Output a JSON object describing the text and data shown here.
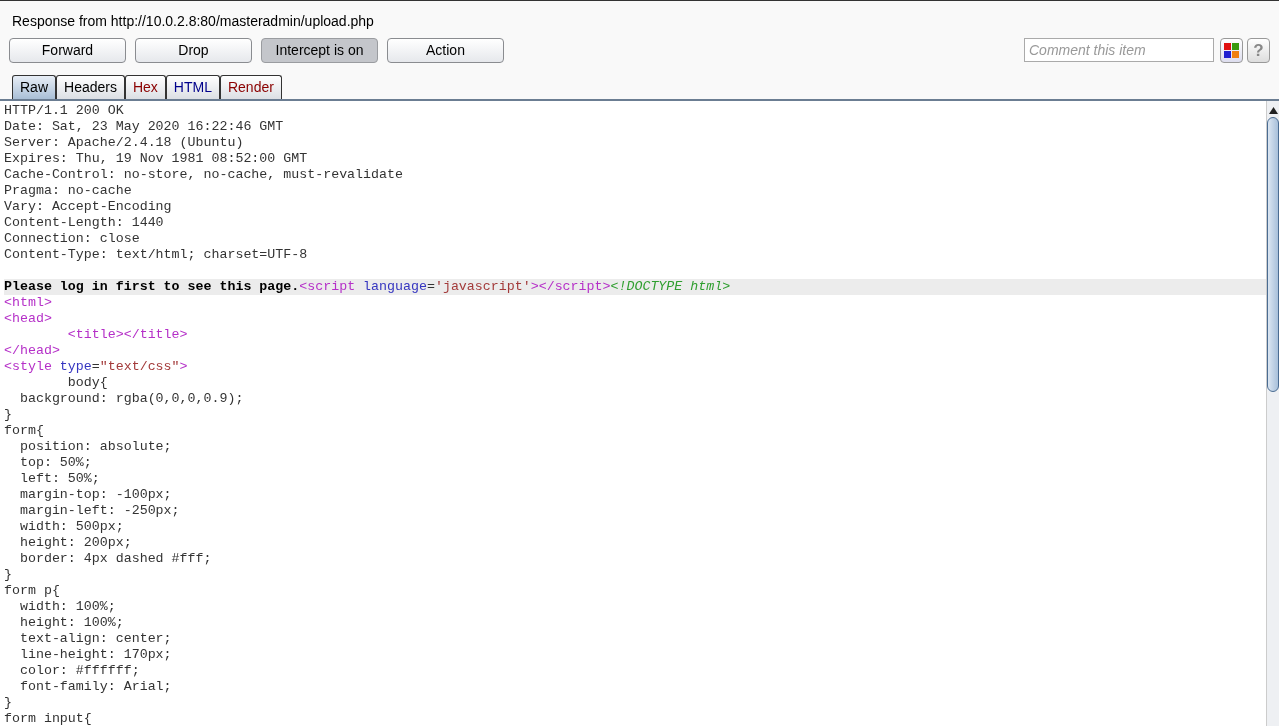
{
  "window": {
    "title": "Response from http://10.0.2.8:80/masteradmin/upload.php"
  },
  "buttons": [
    {
      "label": "Forward",
      "selected": false
    },
    {
      "label": "Drop",
      "selected": false
    },
    {
      "label": "Intercept is on",
      "selected": true
    },
    {
      "label": "Action",
      "selected": false
    }
  ],
  "comment": {
    "placeholder": "Comment this item"
  },
  "help_button": {
    "label": "?"
  },
  "tabs": [
    {
      "label": "Raw",
      "selected": true,
      "color": "#000000"
    },
    {
      "label": "Headers",
      "selected": false,
      "color": "#000000"
    },
    {
      "label": "Hex",
      "selected": false,
      "color": "#8b0000"
    },
    {
      "label": "HTML",
      "selected": false,
      "color": "#00008b"
    },
    {
      "label": "Render",
      "selected": false,
      "color": "#8b0000"
    }
  ],
  "lines": [
    {
      "kind": "code",
      "tokens": [
        {
          "kind": "plain",
          "text": "HTTP/1.1 200 OK"
        }
      ]
    },
    {
      "kind": "code",
      "tokens": [
        {
          "kind": "plain",
          "text": "Date: Sat, 23 May 2020 16:22:46 GMT"
        }
      ]
    },
    {
      "kind": "code",
      "tokens": [
        {
          "kind": "plain",
          "text": "Server: Apache/2.4.18 (Ubuntu)"
        }
      ]
    },
    {
      "kind": "code",
      "tokens": [
        {
          "kind": "plain",
          "text": "Expires: Thu, 19 Nov 1981 08:52:00 GMT"
        }
      ]
    },
    {
      "kind": "code",
      "tokens": [
        {
          "kind": "plain",
          "text": "Cache-Control: no-store, no-cache, must-revalidate"
        }
      ]
    },
    {
      "kind": "code",
      "tokens": [
        {
          "kind": "plain",
          "text": "Pragma: no-cache"
        }
      ]
    },
    {
      "kind": "code",
      "tokens": [
        {
          "kind": "plain",
          "text": "Vary: Accept-Encoding"
        }
      ]
    },
    {
      "kind": "code",
      "tokens": [
        {
          "kind": "plain",
          "text": "Content-Length: 1440"
        }
      ]
    },
    {
      "kind": "code",
      "tokens": [
        {
          "kind": "plain",
          "text": "Connection: close"
        }
      ]
    },
    {
      "kind": "code",
      "tokens": [
        {
          "kind": "plain",
          "text": "Content-Type: text/html; charset=UTF-8"
        }
      ]
    },
    {
      "kind": "blank"
    },
    {
      "kind": "highlighted",
      "tokens": [
        {
          "kind": "bold",
          "text": "Please log in first to see this page."
        },
        {
          "kind": "tag",
          "text": "<script "
        },
        {
          "kind": "attr",
          "text": "language"
        },
        {
          "kind": "plain",
          "text": "="
        },
        {
          "kind": "string",
          "text": "'javascript'"
        },
        {
          "kind": "tag",
          "text": "></script>"
        },
        {
          "kind": "doctype",
          "text": "<!DOCTYPE html>"
        }
      ]
    },
    {
      "kind": "code",
      "tokens": [
        {
          "kind": "tag",
          "text": "<html>"
        }
      ]
    },
    {
      "kind": "code",
      "tokens": [
        {
          "kind": "tag",
          "text": "<head>"
        }
      ]
    },
    {
      "kind": "code",
      "tokens": [
        {
          "kind": "tag",
          "text": "        <title></title>"
        }
      ]
    },
    {
      "kind": "code",
      "tokens": [
        {
          "kind": "tag",
          "text": "</head>"
        }
      ]
    },
    {
      "kind": "code",
      "tokens": [
        {
          "kind": "tag",
          "text": "<style "
        },
        {
          "kind": "attr",
          "text": "type"
        },
        {
          "kind": "plain",
          "text": "="
        },
        {
          "kind": "string",
          "text": "\"text/css\""
        },
        {
          "kind": "tag",
          "text": ">"
        }
      ]
    },
    {
      "kind": "code",
      "tokens": [
        {
          "kind": "plain",
          "text": "        body{"
        }
      ]
    },
    {
      "kind": "code",
      "tokens": [
        {
          "kind": "plain",
          "text": "  background: rgba(0,0,0,0.9);"
        }
      ]
    },
    {
      "kind": "code",
      "tokens": [
        {
          "kind": "plain",
          "text": "}"
        }
      ]
    },
    {
      "kind": "code",
      "tokens": [
        {
          "kind": "plain",
          "text": "form{"
        }
      ]
    },
    {
      "kind": "code",
      "tokens": [
        {
          "kind": "plain",
          "text": "  position: absolute;"
        }
      ]
    },
    {
      "kind": "code",
      "tokens": [
        {
          "kind": "plain",
          "text": "  top: 50%;"
        }
      ]
    },
    {
      "kind": "code",
      "tokens": [
        {
          "kind": "plain",
          "text": "  left: 50%;"
        }
      ]
    },
    {
      "kind": "code",
      "tokens": [
        {
          "kind": "plain",
          "text": "  margin-top: -100px;"
        }
      ]
    },
    {
      "kind": "code",
      "tokens": [
        {
          "kind": "plain",
          "text": "  margin-left: -250px;"
        }
      ]
    },
    {
      "kind": "code",
      "tokens": [
        {
          "kind": "plain",
          "text": "  width: 500px;"
        }
      ]
    },
    {
      "kind": "code",
      "tokens": [
        {
          "kind": "plain",
          "text": "  height: 200px;"
        }
      ]
    },
    {
      "kind": "code",
      "tokens": [
        {
          "kind": "plain",
          "text": "  border: 4px dashed #fff;"
        }
      ]
    },
    {
      "kind": "code",
      "tokens": [
        {
          "kind": "plain",
          "text": "}"
        }
      ]
    },
    {
      "kind": "code",
      "tokens": [
        {
          "kind": "plain",
          "text": "form p{"
        }
      ]
    },
    {
      "kind": "code",
      "tokens": [
        {
          "kind": "plain",
          "text": "  width: 100%;"
        }
      ]
    },
    {
      "kind": "code",
      "tokens": [
        {
          "kind": "plain",
          "text": "  height: 100%;"
        }
      ]
    },
    {
      "kind": "code",
      "tokens": [
        {
          "kind": "plain",
          "text": "  text-align: center;"
        }
      ]
    },
    {
      "kind": "code",
      "tokens": [
        {
          "kind": "plain",
          "text": "  line-height: 170px;"
        }
      ]
    },
    {
      "kind": "code",
      "tokens": [
        {
          "kind": "plain",
          "text": "  color: #ffffff;"
        }
      ]
    },
    {
      "kind": "code",
      "tokens": [
        {
          "kind": "plain",
          "text": "  font-family: Arial;"
        }
      ]
    },
    {
      "kind": "code",
      "tokens": [
        {
          "kind": "plain",
          "text": "}"
        }
      ]
    },
    {
      "kind": "code",
      "tokens": [
        {
          "kind": "plain",
          "text": "form input{"
        }
      ]
    }
  ]
}
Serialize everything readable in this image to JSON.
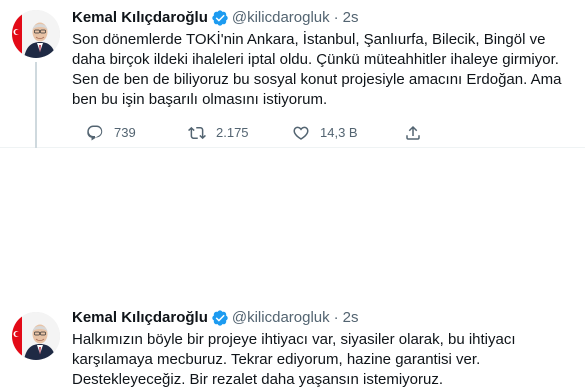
{
  "tweets": [
    {
      "author": {
        "name": "Kemal Kılıçdaroğlu",
        "handle": "@kilicdarogluk"
      },
      "time": "2s",
      "text": "Son dönemlerde TOKİ'nin Ankara, İstanbul, Şanlıurfa, Bilecik, Bingöl ve daha birçok ildeki ihaleleri iptal oldu. Çünkü müteahhitler ihaleye girmiyor. Sen de ben de biliyoruz bu sosyal konut projesiyle amacını Erdoğan. Ama ben bu işin başarılı olmasını istiyorum.",
      "stats": {
        "replies": "739",
        "retweets": "2.175",
        "likes": "14,3 B"
      }
    },
    {
      "author": {
        "name": "Kemal Kılıçdaroğlu",
        "handle": "@kilicdarogluk"
      },
      "time": "2s",
      "text": "Halkımızın böyle bir projeye ihtiyacı var, siyasiler olarak, bu ihtiyacı karşılamaya mecburuz. Tekrar ediyorum, hazine garantisi ver. Destekleyeceğiz. Bir rezalet daha yaşansın istemiyoruz."
    }
  ],
  "colors": {
    "verified": "#1d9bf0",
    "text": "#0f1419",
    "secondary": "#536471",
    "thread_line": "#cfd9de"
  },
  "icons": [
    "reply-icon",
    "retweet-icon",
    "like-icon",
    "share-icon",
    "verified-badge-icon"
  ]
}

#### WORK INSTRUCTIONS:
Using the records above, select and copy every line that has the word "form".

#### SOLUTION TO THIS EXERCISE:
          "text": "form{"
          "text": "form p{"
          "text": "form input{"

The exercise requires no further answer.